**Prompt**.
Gather up the lines with the word "tinkercad" in them.

[START Task data]

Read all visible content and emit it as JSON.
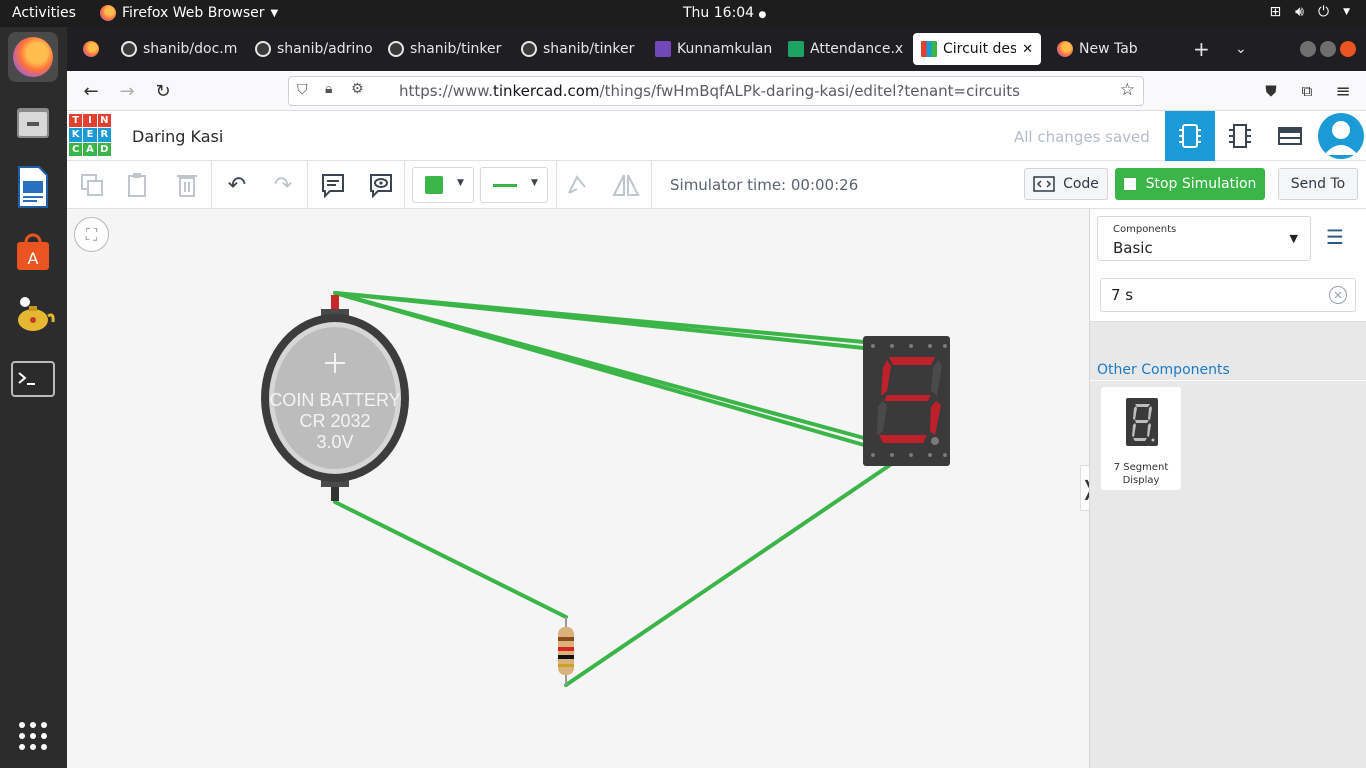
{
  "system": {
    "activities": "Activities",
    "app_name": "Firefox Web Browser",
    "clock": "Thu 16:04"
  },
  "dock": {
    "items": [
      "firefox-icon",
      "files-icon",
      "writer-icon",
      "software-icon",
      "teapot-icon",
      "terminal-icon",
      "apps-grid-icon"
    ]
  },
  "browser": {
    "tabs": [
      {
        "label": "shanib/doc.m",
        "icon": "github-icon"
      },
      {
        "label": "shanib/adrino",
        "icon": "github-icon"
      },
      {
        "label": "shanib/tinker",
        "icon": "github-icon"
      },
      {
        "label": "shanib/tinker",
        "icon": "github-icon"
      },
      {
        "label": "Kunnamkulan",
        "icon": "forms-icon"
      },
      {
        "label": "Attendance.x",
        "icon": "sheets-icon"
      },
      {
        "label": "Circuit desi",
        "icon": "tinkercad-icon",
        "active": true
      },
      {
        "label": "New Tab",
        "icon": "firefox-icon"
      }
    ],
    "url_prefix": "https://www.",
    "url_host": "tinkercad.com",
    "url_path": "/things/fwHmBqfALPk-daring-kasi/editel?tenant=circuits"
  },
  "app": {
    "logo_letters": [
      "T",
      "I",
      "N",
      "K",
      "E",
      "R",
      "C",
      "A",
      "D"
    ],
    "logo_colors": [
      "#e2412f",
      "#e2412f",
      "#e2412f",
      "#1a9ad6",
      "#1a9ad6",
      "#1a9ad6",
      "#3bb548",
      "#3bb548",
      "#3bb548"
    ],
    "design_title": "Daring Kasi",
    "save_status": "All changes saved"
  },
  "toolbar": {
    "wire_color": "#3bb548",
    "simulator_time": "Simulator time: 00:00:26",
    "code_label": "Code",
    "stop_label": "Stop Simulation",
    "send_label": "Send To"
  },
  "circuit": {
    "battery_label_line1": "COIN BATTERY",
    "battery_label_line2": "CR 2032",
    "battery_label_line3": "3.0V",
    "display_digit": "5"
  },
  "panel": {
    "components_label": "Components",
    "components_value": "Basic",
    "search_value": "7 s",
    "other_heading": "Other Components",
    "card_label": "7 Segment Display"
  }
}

[END Task data]

**The completed task**.
        "icon": "tinkercad-icon",
    "url_host": "tinkercad.com",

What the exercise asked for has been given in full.